◆ Collected data entries ◆
================================
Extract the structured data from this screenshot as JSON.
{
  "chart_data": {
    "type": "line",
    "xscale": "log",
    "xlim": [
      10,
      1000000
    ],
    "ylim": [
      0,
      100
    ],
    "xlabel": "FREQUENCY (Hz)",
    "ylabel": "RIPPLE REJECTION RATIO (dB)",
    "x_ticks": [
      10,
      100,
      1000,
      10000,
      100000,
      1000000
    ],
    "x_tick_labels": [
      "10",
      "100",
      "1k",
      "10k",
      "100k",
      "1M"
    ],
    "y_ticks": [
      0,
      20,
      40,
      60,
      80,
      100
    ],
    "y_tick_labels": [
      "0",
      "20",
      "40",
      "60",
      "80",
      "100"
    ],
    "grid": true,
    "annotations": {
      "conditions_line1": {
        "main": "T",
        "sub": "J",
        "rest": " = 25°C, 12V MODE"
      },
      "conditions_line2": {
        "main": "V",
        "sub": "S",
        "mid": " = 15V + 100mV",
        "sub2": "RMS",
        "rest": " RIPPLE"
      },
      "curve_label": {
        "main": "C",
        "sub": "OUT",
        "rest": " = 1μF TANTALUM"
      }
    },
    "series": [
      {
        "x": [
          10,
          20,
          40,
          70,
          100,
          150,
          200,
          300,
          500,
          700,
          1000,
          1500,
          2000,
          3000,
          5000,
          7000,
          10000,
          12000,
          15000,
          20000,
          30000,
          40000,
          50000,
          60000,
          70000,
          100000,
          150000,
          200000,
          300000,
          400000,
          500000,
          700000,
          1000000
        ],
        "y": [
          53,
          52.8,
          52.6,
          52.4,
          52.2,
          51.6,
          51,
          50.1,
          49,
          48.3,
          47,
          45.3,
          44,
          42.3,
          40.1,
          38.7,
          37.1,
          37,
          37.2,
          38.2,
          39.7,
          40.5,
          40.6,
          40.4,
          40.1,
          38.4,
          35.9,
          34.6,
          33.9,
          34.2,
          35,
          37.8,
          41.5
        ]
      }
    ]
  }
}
================================
◆ WHAT IS REQUIRED ◆
Reproduce the material precisely, including every line.

◆ TASK SOLUTION ◆
Extract the structured data from this screenshot as JSON.
{
  "chart_data": {
    "type": "line",
    "xscale": "log",
    "xlim": [
      10,
      1000000
    ],
    "ylim": [
      0,
      100
    ],
    "xlabel": "FREQUENCY (Hz)",
    "ylabel": "RIPPLE REJECTION RATIO (dB)",
    "x_ticks": [
      10,
      100,
      1000,
      10000,
      100000,
      1000000
    ],
    "x_tick_labels": [
      "10",
      "100",
      "1k",
      "10k",
      "100k",
      "1M"
    ],
    "y_ticks": [
      0,
      20,
      40,
      60,
      80,
      100
    ],
    "y_tick_labels": [
      "0",
      "20",
      "40",
      "60",
      "80",
      "100"
    ],
    "grid": true,
    "annotations": {
      "conditions_line1": {
        "main": "T",
        "sub": "J",
        "rest": " = 25°C, 12V MODE"
      },
      "conditions_line2": {
        "main": "V",
        "sub": "S",
        "mid": " = 15V + 100mV",
        "sub2": "RMS",
        "rest": " RIPPLE"
      },
      "curve_label": {
        "main": "C",
        "sub": "OUT",
        "rest": " = 1μF TANTALUM"
      }
    },
    "series": [
      {
        "x": [
          10,
          20,
          40,
          70,
          100,
          150,
          200,
          300,
          500,
          700,
          1000,
          1500,
          2000,
          3000,
          5000,
          7000,
          10000,
          12000,
          15000,
          20000,
          30000,
          40000,
          50000,
          60000,
          70000,
          100000,
          150000,
          200000,
          300000,
          400000,
          500000,
          700000,
          1000000
        ],
        "y": [
          53,
          52.8,
          52.6,
          52.4,
          52.2,
          51.6,
          51,
          50.1,
          49,
          48.3,
          47,
          45.3,
          44,
          42.3,
          40.1,
          38.7,
          37.1,
          37,
          37.2,
          38.2,
          39.7,
          40.5,
          40.6,
          40.4,
          40.1,
          38.4,
          35.9,
          34.6,
          33.9,
          34.2,
          35,
          37.8,
          41.5
        ]
      }
    ]
  }
}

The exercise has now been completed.